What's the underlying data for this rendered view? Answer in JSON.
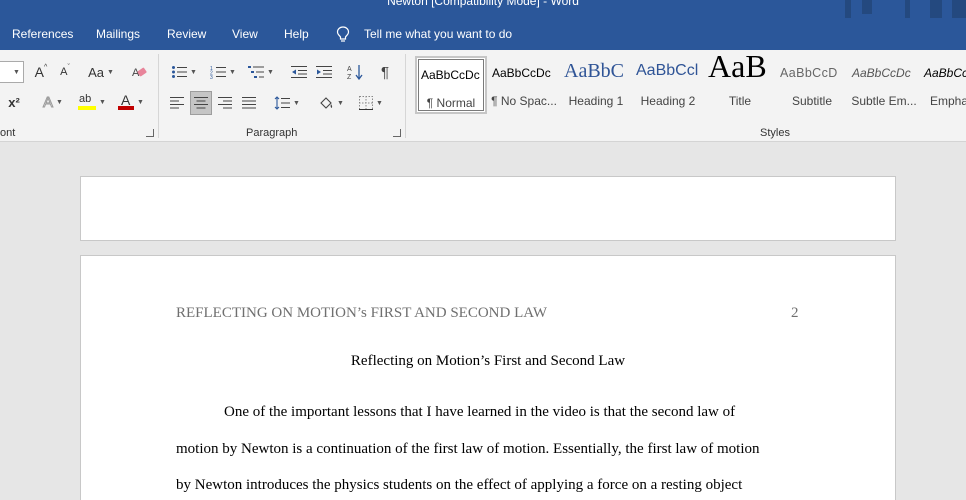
{
  "window": {
    "title": "Newton [Compatibility Mode]  -  Word"
  },
  "tabs": [
    {
      "label": "References"
    },
    {
      "label": "Mailings"
    },
    {
      "label": "Review"
    },
    {
      "label": "View"
    },
    {
      "label": "Help"
    }
  ],
  "tell_me": {
    "label": "Tell me what you want to do",
    "icon": "lightbulb-icon"
  },
  "ribbon": {
    "font_group": {
      "label": "ont",
      "grow_font": "A",
      "shrink_font": "A",
      "change_case": "Aa",
      "superscript": "x²",
      "text_effects": "A",
      "highlight": "ab",
      "font_color": "A",
      "highlight_color": "#ffff00",
      "font_color_value": "#c00000"
    },
    "paragraph_group": {
      "label": "Paragraph",
      "show_marks": "¶"
    },
    "styles_group": {
      "label": "Styles",
      "items": [
        {
          "preview": "AaBbCcDc",
          "name": "¶ Normal"
        },
        {
          "preview": "AaBbCcDc",
          "name": "¶ No Spac..."
        },
        {
          "preview": "AaBbC",
          "name": "Heading 1"
        },
        {
          "preview": "AaBbCcl",
          "name": "Heading 2"
        },
        {
          "preview": "AaB",
          "name": "Title"
        },
        {
          "preview": "AaBbCcD",
          "name": "Subtitle"
        },
        {
          "preview": "AaBbCcDc",
          "name": "Subtle Em..."
        },
        {
          "preview": "AaBbCcDc",
          "name": "Empha"
        }
      ]
    }
  },
  "document": {
    "header": "REFLECTING ON MOTION’s FIRST AND SECOND LAW",
    "page_number": "2",
    "title": "Reflecting on Motion’s First and Second Law",
    "lines": [
      "One of the important lessons that I have learned in the video is that the second law of",
      "motion by Newton is a continuation of the first law of motion. Essentially, the first law of motion",
      "by Newton introduces the physics students on the effect of applying a force on a resting object"
    ]
  },
  "colors": {
    "brand": "#2b579a",
    "ribbon_bg": "#f3f3f3",
    "canvas_bg": "#e6e6e6"
  }
}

※ ※ ※

From the data above, copy each line that holds "Newton".

    "title": "Newton [Compatibility Mode]  -  Word"
      "motion by Newton is a continuation of the first law of motion. Essentially, the first law of motion",
      "by Newton introduces the physics students on the effect of applying a force on a resting object"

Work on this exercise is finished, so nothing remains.